• _GOAL OF THE EXERCISE_
Once you reach the line containing "Read this page and output its text content.", reproduce it and every later line exactly, through the end of the data.

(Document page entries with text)

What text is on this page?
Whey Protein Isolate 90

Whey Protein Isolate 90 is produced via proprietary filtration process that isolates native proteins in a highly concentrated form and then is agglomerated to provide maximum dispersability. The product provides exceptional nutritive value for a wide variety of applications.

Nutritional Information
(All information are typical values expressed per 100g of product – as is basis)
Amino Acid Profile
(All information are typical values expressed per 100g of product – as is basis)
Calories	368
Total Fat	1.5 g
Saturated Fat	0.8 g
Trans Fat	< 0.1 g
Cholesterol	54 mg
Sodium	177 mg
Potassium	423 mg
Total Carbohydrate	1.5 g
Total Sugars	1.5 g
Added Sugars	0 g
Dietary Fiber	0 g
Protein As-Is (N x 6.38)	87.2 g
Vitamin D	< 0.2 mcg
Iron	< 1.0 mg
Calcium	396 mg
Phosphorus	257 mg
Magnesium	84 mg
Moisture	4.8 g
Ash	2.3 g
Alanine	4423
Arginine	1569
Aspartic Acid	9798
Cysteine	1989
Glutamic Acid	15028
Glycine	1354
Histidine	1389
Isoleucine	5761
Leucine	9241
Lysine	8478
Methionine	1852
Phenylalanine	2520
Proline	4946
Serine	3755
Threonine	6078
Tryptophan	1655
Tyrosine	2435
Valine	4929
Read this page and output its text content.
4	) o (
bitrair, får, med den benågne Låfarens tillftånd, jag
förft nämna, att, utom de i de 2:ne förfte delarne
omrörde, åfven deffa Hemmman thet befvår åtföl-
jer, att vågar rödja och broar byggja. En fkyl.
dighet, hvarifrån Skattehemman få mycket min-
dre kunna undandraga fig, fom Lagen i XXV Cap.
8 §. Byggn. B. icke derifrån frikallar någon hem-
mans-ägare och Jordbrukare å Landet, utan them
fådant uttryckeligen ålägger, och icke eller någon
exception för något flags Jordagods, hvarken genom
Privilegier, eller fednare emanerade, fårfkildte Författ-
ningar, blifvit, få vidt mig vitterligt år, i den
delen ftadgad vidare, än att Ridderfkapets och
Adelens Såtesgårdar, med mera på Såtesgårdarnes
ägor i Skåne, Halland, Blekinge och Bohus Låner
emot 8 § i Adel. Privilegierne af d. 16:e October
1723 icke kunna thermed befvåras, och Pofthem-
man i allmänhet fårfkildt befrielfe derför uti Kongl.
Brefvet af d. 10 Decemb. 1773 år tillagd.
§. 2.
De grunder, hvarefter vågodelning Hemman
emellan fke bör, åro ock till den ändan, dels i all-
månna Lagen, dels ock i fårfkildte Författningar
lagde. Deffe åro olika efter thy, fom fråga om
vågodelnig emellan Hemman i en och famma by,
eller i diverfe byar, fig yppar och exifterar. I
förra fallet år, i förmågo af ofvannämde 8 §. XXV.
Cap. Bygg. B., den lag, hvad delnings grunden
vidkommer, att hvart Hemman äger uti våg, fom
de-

• _EXERCISE ANSWER_
Read this page and output its text content.
4	) o (
bitrair, får, med den benågne Låfarens tillftånd, jag
förft nämna, att, utom de i de 2:ne förfte delarne
omrörde, åfven deffa Hemmman thet befvår åtföl-
jer, att vågar rödja och broar byggja. En fkyl.
dighet, hvarifrån Skattehemman få mycket min-
dre kunna undandraga fig, fom Lagen i XXV Cap.
8 §. Byggn. B. icke derifrån frikallar någon hem-
mans-ägare och Jordbrukare å Landet, utan them
fådant uttryckeligen ålägger, och icke eller någon
exception för något flags Jordagods, hvarken genom
Privilegier, eller fednare emanerade, fårfkildte Författ-
ningar, blifvit, få vidt mig vitterligt år, i den
delen ftadgad vidare, än att Ridderfkapets och
Adelens Såtesgårdar, med mera på Såtesgårdarnes
ägor i Skåne, Halland, Blekinge och Bohus Låner
emot 8 § i Adel. Privilegierne af d. 16:e October
1723 icke kunna thermed befvåras, och Pofthem-
man i allmänhet fårfkildt befrielfe derför uti Kongl.
Brefvet af d. 10 Decemb. 1773 år tillagd.
§. 2.
De grunder, hvarefter vågodelning Hemman
emellan fke bör, åro ock till den ändan, dels i all-
månna Lagen, dels ock i fårfkildte Författningar
lagde. Deffe åro olika efter thy, fom fråga om
vågodelnig emellan Hemman i en och famma by,
eller i diverfe byar, fig yppar och exifterar. I
förra fallet år, i förmågo af ofvannämde 8 §. XXV.
Cap. Bygg. B., den lag, hvad delnings grunden
vidkommer, att hvart Hemman äger uti våg, fom
de-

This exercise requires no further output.